First, we need to get off the grid of reactivity—and into the space between stimulus and response.
That means heeding our fundamental need for daylight, nourishment, movement, and rest during work hours—and all day. When, how, and how often we answer these needs varies with our mood and energy level, and with the way our brains and bodies work. By meeting these fundamental needs, we prevent our fear brain from firing and enable higher-order thinking.
Resilience doesn’t just benefit us as individual leaders—it also benefits our teams, colleagues, and organizations. It enables us to apply creativity to problems and draw connections between our work and the organizational mission. It also helps us to have better relationships—and longer fuses.[3]
How Can I Support Others’ Resilience At Work?
That’s the question of the moment, and we’re so glad it’s top of mind for so many leaders! The following three steps will help you deliver an instant resilience boost to your team.
3 Steps To Build Resilience On Your Team
1. Log Off!

Dataset records:
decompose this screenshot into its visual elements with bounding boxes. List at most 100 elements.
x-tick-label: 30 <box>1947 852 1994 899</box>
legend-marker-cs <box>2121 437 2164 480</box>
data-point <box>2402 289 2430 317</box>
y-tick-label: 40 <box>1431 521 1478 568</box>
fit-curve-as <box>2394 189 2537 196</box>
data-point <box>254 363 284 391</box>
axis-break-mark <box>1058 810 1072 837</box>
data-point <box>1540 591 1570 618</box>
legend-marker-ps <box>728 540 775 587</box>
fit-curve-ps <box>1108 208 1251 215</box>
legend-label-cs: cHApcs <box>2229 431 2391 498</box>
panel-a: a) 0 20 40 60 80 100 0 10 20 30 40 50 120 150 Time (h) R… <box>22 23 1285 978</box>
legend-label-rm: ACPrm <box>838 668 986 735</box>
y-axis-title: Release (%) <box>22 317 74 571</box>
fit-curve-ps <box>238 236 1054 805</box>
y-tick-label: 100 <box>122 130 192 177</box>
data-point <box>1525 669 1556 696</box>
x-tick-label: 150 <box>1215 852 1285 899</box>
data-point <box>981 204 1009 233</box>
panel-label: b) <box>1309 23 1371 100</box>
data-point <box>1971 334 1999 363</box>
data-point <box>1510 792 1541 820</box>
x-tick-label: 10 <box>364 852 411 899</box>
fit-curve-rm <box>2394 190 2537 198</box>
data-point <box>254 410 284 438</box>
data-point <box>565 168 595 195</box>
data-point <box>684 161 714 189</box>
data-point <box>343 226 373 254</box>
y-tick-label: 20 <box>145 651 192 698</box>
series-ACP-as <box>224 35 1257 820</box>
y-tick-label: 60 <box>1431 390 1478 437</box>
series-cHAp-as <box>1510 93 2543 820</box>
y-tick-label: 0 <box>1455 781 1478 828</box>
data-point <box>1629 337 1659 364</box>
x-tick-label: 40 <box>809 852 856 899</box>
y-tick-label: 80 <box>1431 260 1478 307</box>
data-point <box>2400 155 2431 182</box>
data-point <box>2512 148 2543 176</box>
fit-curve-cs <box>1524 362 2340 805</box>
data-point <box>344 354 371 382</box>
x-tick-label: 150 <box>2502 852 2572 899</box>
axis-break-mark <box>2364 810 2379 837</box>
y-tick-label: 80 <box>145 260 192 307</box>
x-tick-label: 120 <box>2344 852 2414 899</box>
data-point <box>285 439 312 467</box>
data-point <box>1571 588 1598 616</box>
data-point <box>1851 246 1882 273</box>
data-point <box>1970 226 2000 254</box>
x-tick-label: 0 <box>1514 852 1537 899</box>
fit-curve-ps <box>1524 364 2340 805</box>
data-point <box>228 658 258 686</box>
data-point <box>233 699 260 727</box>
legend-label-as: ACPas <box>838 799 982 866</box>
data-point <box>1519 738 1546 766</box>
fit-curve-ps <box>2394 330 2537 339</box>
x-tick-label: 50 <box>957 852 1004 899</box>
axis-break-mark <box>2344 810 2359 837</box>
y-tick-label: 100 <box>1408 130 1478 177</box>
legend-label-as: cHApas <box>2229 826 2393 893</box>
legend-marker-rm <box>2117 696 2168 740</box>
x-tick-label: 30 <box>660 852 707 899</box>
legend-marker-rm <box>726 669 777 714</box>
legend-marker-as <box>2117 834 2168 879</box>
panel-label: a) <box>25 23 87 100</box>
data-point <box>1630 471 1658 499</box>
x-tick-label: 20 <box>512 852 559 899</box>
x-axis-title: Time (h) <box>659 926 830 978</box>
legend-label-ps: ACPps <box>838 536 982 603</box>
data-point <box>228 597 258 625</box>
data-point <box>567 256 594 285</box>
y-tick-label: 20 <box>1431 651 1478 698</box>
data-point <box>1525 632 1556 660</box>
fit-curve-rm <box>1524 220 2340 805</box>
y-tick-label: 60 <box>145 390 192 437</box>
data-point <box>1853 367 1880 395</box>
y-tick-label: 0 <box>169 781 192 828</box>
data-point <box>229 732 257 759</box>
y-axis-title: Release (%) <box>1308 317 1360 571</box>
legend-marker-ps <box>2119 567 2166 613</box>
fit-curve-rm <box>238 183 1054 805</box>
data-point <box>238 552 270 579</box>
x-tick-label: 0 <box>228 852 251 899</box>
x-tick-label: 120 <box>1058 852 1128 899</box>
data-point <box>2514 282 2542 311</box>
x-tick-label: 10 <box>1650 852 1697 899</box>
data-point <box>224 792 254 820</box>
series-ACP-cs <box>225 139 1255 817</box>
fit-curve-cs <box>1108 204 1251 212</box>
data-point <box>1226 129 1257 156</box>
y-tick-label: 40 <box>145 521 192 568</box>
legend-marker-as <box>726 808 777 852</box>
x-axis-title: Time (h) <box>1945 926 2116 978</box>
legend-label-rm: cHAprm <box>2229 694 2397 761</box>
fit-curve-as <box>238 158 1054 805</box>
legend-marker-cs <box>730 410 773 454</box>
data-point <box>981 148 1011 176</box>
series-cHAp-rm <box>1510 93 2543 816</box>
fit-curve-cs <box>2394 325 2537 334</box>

Tasks for this exercise:
1: According to the resilience text, which four fundamental needs should be heeded during work hours and all day?
2: Why does the resilience text say that meeting our fundamental needs matters?
3: Please reproduce the resilience text from "First, we need" to "Resilience At Work?".
The items play no part in what comes next.

Outputs in order:
1: Daylight, nourishment, movement, and rest.

2: Meeting these needs keeps our fear brain from firing. It also enables higher-order thinking.

3:
First, we need to get off the grid of reactivity—and into the space between stimulus and response.
That means heeding our fundamental need for daylight, nourishment, movement, and rest during work hours—and all day. When, how, and how often we answer these needs varies with our mood and energy level, and with the way our brains and bodies work. By meeting these fundamental needs, we prevent our fear brain from firing and enable higher-order thinking.
Resilience doesn’t just benefit us as individual leaders—it also benefits our teams, colleagues, and organizations. It enables us to apply creativity to problems and draw connections between our work and the organizational mission. It also helps us to have better relationships—and longer fuses.[3]
How Can I Support Others’ Resilience At Work?